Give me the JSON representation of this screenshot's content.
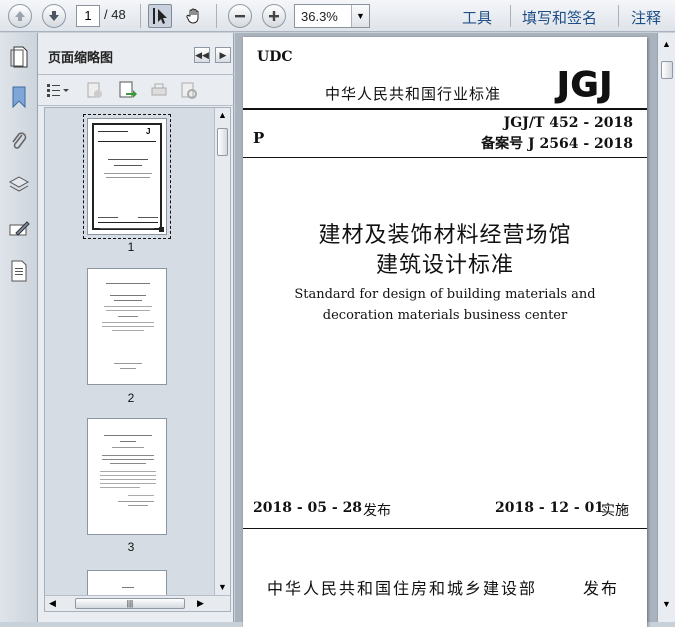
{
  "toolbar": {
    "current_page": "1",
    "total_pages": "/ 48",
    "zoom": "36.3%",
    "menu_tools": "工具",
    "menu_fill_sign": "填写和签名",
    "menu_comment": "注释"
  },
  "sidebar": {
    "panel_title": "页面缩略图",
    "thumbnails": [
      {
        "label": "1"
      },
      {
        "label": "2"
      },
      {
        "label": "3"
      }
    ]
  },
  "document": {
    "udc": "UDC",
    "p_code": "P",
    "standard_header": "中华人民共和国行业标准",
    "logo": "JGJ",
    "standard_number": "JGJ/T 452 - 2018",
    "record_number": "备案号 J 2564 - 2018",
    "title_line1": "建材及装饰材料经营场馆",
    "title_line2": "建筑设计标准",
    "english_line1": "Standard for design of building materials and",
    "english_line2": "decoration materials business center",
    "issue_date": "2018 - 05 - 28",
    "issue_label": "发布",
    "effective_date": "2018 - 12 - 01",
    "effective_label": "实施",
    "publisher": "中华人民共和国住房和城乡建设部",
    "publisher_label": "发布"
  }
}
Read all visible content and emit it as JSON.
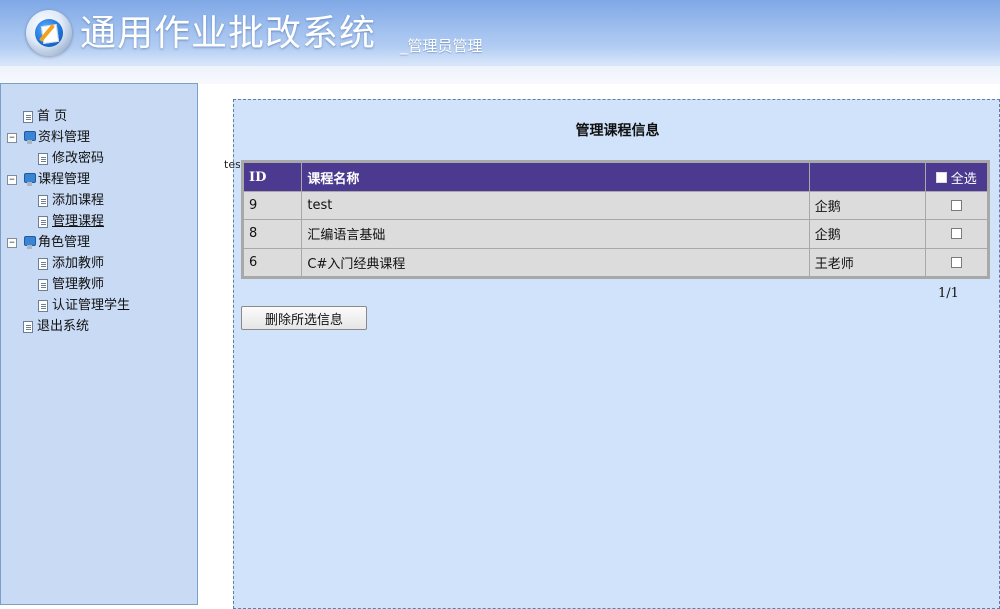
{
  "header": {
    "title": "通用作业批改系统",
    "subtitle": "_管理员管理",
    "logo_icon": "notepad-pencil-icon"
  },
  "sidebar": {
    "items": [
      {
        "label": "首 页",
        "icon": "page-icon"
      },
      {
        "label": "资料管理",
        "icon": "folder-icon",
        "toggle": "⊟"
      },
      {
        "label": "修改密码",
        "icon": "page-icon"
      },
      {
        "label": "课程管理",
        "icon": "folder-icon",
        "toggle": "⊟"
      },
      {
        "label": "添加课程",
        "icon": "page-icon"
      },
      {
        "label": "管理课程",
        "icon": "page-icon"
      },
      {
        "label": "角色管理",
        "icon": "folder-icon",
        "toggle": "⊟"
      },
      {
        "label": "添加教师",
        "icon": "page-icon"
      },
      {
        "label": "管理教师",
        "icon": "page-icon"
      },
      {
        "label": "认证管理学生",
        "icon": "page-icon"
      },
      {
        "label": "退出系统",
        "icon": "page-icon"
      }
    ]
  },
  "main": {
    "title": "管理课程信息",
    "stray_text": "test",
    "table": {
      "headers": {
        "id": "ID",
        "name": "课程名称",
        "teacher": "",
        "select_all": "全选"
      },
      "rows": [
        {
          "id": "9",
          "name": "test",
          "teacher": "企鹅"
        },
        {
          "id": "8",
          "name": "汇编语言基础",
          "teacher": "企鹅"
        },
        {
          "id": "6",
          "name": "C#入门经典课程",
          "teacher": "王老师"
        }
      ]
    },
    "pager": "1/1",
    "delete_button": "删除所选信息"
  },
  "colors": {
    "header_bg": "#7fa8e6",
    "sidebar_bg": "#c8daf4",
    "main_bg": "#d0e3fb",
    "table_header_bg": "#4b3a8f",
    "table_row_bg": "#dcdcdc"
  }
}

---

### Exercise directions
Print every entry exactly as written, without the pictures.

### Correct result
Give me the JSON representation of this screenshot's content.
{
  "toolbar": {
    "current_page": "1",
    "total_pages": "/ 48",
    "zoom": "36.3%",
    "menu_tools": "工具",
    "menu_fill_sign": "填写和签名",
    "menu_comment": "注释"
  },
  "sidebar": {
    "panel_title": "页面缩略图",
    "thumbnails": [
      {
        "label": "1"
      },
      {
        "label": "2"
      },
      {
        "label": "3"
      }
    ]
  },
  "document": {
    "udc": "UDC",
    "p_code": "P",
    "standard_header": "中华人民共和国行业标准",
    "logo": "JGJ",
    "standard_number": "JGJ/T 452 - 2018",
    "record_number": "备案号 J 2564 - 2018",
    "title_line1": "建材及装饰材料经营场馆",
    "title_line2": "建筑设计标准",
    "english_line1": "Standard for design of building materials and",
    "english_line2": "decoration materials business center",
    "issue_date": "2018 - 05 - 28",
    "issue_label": "发布",
    "effective_date": "2018 - 12 - 01",
    "effective_label": "实施",
    "publisher": "中华人民共和国住房和城乡建设部",
    "publisher_label": "发布"
  }
}
Read all visible content and emit it as JSON.
{
  "header": {
    "title": "通用作业批改系统",
    "subtitle": "_管理员管理",
    "logo_icon": "notepad-pencil-icon"
  },
  "sidebar": {
    "items": [
      {
        "label": "首 页",
        "icon": "page-icon"
      },
      {
        "label": "资料管理",
        "icon": "folder-icon",
        "toggle": "⊟"
      },
      {
        "label": "修改密码",
        "icon": "page-icon"
      },
      {
        "label": "课程管理",
        "icon": "folder-icon",
        "toggle": "⊟"
      },
      {
        "label": "添加课程",
        "icon": "page-icon"
      },
      {
        "label": "管理课程",
        "icon": "page-icon"
      },
      {
        "label": "角色管理",
        "icon": "folder-icon",
        "toggle": "⊟"
      },
      {
        "label": "添加教师",
        "icon": "page-icon"
      },
      {
        "label": "管理教师",
        "icon": "page-icon"
      },
      {
        "label": "认证管理学生",
        "icon": "page-icon"
      },
      {
        "label": "退出系统",
        "icon": "page-icon"
      }
    ]
  },
  "main": {
    "title": "管理课程信息",
    "stray_text": "test",
    "table": {
      "headers": {
        "id": "ID",
        "name": "课程名称",
        "teacher": "",
        "select_all": "全选"
      },
      "rows": [
        {
          "id": "9",
          "name": "test",
          "teacher": "企鹅"
        },
        {
          "id": "8",
          "name": "汇编语言基础",
          "teacher": "企鹅"
        },
        {
          "id": "6",
          "name": "C#入门经典课程",
          "teacher": "王老师"
        }
      ]
    },
    "pager": "1/1",
    "delete_button": "删除所选信息"
  },
  "colors": {
    "header_bg": "#7fa8e6",
    "sidebar_bg": "#c8daf4",
    "main_bg": "#d0e3fb",
    "table_header_bg": "#4b3a8f",
    "table_row_bg": "#dcdcdc"
  }
}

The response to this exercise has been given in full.